Transcribe all the records with complete accuracy.

SUPPLIED RECORDS:
·····
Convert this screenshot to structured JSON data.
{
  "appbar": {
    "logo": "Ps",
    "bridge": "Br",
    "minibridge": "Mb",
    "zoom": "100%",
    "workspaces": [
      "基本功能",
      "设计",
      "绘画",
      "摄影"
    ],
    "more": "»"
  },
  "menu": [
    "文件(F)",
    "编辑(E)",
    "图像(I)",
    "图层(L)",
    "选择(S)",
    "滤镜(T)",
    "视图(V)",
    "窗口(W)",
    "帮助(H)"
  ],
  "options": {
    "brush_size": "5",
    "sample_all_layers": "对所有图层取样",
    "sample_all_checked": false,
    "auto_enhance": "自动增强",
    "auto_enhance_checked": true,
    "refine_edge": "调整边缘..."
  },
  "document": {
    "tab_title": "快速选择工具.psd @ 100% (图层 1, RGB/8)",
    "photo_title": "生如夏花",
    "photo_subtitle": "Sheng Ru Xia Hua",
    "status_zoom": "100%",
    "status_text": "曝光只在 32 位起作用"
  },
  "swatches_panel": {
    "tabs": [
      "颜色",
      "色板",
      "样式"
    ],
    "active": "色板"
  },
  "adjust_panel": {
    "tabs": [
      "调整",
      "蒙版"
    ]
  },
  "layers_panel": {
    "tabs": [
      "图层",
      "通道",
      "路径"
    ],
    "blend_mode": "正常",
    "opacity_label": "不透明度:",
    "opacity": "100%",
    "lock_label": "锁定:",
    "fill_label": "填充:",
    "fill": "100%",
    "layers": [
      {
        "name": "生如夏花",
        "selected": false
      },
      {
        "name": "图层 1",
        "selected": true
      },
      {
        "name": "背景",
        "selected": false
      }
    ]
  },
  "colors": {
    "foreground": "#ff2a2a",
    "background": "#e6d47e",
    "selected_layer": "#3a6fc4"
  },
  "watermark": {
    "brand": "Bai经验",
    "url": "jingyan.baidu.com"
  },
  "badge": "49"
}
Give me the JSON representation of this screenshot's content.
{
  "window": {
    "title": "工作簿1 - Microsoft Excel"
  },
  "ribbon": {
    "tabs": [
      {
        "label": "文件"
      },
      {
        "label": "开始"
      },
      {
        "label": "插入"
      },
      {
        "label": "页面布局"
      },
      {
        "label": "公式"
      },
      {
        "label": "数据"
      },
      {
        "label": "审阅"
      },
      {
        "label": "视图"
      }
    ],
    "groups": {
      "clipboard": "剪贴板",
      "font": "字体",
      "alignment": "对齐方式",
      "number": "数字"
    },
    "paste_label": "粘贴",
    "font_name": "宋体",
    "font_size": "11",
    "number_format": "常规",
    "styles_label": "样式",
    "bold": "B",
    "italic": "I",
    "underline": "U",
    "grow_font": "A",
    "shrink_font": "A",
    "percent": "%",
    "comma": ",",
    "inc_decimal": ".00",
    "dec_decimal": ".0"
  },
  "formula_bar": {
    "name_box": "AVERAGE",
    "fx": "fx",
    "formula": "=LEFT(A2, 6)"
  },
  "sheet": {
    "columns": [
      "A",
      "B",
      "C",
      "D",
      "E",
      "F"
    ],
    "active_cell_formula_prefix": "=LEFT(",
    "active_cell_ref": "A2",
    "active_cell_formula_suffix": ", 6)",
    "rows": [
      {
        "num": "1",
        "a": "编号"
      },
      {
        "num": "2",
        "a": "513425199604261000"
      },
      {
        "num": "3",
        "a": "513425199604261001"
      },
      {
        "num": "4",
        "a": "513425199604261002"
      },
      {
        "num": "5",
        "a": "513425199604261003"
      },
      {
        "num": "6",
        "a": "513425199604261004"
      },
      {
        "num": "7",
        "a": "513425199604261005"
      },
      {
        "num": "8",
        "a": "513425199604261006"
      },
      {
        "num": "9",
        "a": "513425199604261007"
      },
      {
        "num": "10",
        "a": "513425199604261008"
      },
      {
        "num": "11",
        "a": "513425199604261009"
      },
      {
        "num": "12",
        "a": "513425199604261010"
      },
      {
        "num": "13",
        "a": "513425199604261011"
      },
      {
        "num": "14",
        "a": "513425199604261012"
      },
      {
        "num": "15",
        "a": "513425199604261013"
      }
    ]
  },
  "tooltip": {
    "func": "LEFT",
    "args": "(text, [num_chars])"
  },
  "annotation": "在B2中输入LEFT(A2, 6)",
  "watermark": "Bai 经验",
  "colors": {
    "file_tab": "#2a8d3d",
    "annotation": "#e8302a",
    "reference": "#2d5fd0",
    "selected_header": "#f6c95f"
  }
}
·····
SOLUTION TO THIS PROBLEM:
Convert this screenshot to structured JSON data.
{
  "appbar": {
    "logo": "Ps",
    "bridge": "Br",
    "minibridge": "Mb",
    "zoom": "100%",
    "workspaces": [
      "基本功能",
      "设计",
      "绘画",
      "摄影"
    ],
    "more": "»"
  },
  "menu": [
    "文件(F)",
    "编辑(E)",
    "图像(I)",
    "图层(L)",
    "选择(S)",
    "滤镜(T)",
    "视图(V)",
    "窗口(W)",
    "帮助(H)"
  ],
  "options": {
    "brush_size": "5",
    "sample_all_layers": "对所有图层取样",
    "sample_all_checked": false,
    "auto_enhance": "自动增强",
    "auto_enhance_checked": true,
    "refine_edge": "调整边缘..."
  },
  "document": {
    "tab_title": "快速选择工具.psd @ 100% (图层 1, RGB/8)",
    "photo_title": "生如夏花",
    "photo_subtitle": "Sheng Ru Xia Hua",
    "status_zoom": "100%",
    "status_text": "曝光只在 32 位起作用"
  },
  "swatches_panel": {
    "tabs": [
      "颜色",
      "色板",
      "样式"
    ],
    "active": "色板"
  },
  "adjust_panel": {
    "tabs": [
      "调整",
      "蒙版"
    ]
  },
  "layers_panel": {
    "tabs": [
      "图层",
      "通道",
      "路径"
    ],
    "blend_mode": "正常",
    "opacity_label": "不透明度:",
    "opacity": "100%",
    "lock_label": "锁定:",
    "fill_label": "填充:",
    "fill": "100%",
    "layers": [
      {
        "name": "生如夏花",
        "selected": false
      },
      {
        "name": "图层 1",
        "selected": true
      },
      {
        "name": "背景",
        "selected": false
      }
    ]
  },
  "colors": {
    "foreground": "#ff2a2a",
    "background": "#e6d47e",
    "selected_layer": "#3a6fc4"
  },
  "watermark": {
    "brand": "Bai经验",
    "url": "jingyan.baidu.com"
  },
  "badge": "49"
}
Give me the JSON representation of this screenshot's content.
{
  "window": {
    "title": "工作簿1 - Microsoft Excel"
  },
  "ribbon": {
    "tabs": [
      {
        "label": "文件"
      },
      {
        "label": "开始"
      },
      {
        "label": "插入"
      },
      {
        "label": "页面布局"
      },
      {
        "label": "公式"
      },
      {
        "label": "数据"
      },
      {
        "label": "审阅"
      },
      {
        "label": "视图"
      }
    ],
    "groups": {
      "clipboard": "剪贴板",
      "font": "字体",
      "alignment": "对齐方式",
      "number": "数字"
    },
    "paste_label": "粘贴",
    "font_name": "宋体",
    "font_size": "11",
    "number_format": "常规",
    "styles_label": "样式",
    "bold": "B",
    "italic": "I",
    "underline": "U",
    "grow_font": "A",
    "shrink_font": "A",
    "percent": "%",
    "comma": ",",
    "inc_decimal": ".00",
    "dec_decimal": ".0"
  },
  "formula_bar": {
    "name_box": "AVERAGE",
    "fx": "fx",
    "formula": "=LEFT(A2, 6)"
  },
  "sheet": {
    "columns": [
      "A",
      "B",
      "C",
      "D",
      "E",
      "F"
    ],
    "active_cell_formula_prefix": "=LEFT(",
    "active_cell_ref": "A2",
    "active_cell_formula_suffix": ", 6)",
    "rows": [
      {
        "num": "1",
        "a": "编号"
      },
      {
        "num": "2",
        "a": "513425199604261000"
      },
      {
        "num": "3",
        "a": "513425199604261001"
      },
      {
        "num": "4",
        "a": "513425199604261002"
      },
      {
        "num": "5",
        "a": "513425199604261003"
      },
      {
        "num": "6",
        "a": "513425199604261004"
      },
      {
        "num": "7",
        "a": "513425199604261005"
      },
      {
        "num": "8",
        "a": "513425199604261006"
      },
      {
        "num": "9",
        "a": "513425199604261007"
      },
      {
        "num": "10",
        "a": "513425199604261008"
      },
      {
        "num": "11",
        "a": "513425199604261009"
      },
      {
        "num": "12",
        "a": "513425199604261010"
      },
      {
        "num": "13",
        "a": "513425199604261011"
      },
      {
        "num": "14",
        "a": "513425199604261012"
      },
      {
        "num": "15",
        "a": "513425199604261013"
      }
    ]
  },
  "tooltip": {
    "func": "LEFT",
    "args": "(text, [num_chars])"
  },
  "annotation": "在B2中输入LEFT(A2, 6)",
  "watermark": "Bai 经验",
  "colors": {
    "file_tab": "#2a8d3d",
    "annotation": "#e8302a",
    "reference": "#2d5fd0",
    "selected_header": "#f6c95f"
  }
}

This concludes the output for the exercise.